● Task prompt
Keep only the lines that hold the string "training", filtering out the rest of the entries below.

----

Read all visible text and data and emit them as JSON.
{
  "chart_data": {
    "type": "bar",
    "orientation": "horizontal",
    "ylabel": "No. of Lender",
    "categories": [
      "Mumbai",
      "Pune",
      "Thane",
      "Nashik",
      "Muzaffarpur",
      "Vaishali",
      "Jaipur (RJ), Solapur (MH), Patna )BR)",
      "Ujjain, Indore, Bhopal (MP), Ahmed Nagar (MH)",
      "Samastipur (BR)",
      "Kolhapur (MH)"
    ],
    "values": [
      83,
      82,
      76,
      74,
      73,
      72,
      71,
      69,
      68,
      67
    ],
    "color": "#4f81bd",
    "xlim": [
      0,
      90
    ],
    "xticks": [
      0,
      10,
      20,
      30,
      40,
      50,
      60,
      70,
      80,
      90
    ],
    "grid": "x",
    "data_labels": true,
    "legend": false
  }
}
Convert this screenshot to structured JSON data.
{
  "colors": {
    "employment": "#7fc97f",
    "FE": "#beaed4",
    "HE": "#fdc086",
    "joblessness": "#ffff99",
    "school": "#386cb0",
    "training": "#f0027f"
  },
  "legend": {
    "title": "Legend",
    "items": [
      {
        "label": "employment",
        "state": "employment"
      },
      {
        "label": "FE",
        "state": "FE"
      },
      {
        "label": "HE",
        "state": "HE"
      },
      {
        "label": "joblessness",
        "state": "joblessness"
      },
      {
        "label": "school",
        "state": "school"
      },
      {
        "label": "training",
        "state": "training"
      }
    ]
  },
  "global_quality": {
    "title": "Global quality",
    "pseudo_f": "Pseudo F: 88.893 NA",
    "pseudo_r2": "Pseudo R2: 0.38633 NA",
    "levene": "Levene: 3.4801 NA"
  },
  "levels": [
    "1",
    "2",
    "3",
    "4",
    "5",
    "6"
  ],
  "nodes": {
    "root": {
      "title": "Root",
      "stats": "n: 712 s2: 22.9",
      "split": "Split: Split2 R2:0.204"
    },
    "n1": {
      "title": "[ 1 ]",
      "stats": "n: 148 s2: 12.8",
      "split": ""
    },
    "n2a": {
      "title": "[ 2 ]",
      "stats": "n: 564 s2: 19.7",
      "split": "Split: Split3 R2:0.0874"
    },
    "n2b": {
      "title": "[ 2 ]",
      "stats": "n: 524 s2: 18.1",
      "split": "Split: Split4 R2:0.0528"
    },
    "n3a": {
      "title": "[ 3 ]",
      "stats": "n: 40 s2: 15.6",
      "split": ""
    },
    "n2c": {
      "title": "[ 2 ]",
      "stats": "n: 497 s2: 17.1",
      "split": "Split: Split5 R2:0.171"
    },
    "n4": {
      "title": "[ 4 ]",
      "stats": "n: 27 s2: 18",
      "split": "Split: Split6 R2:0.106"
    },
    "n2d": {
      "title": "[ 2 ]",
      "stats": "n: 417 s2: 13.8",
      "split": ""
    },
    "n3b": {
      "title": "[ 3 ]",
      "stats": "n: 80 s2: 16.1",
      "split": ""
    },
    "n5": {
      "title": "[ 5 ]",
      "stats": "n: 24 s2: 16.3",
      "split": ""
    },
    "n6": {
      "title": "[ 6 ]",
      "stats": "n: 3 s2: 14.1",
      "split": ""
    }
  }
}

----

● Task answer
    "training": "#f0027f"
        "label": "training",
        "state": "training"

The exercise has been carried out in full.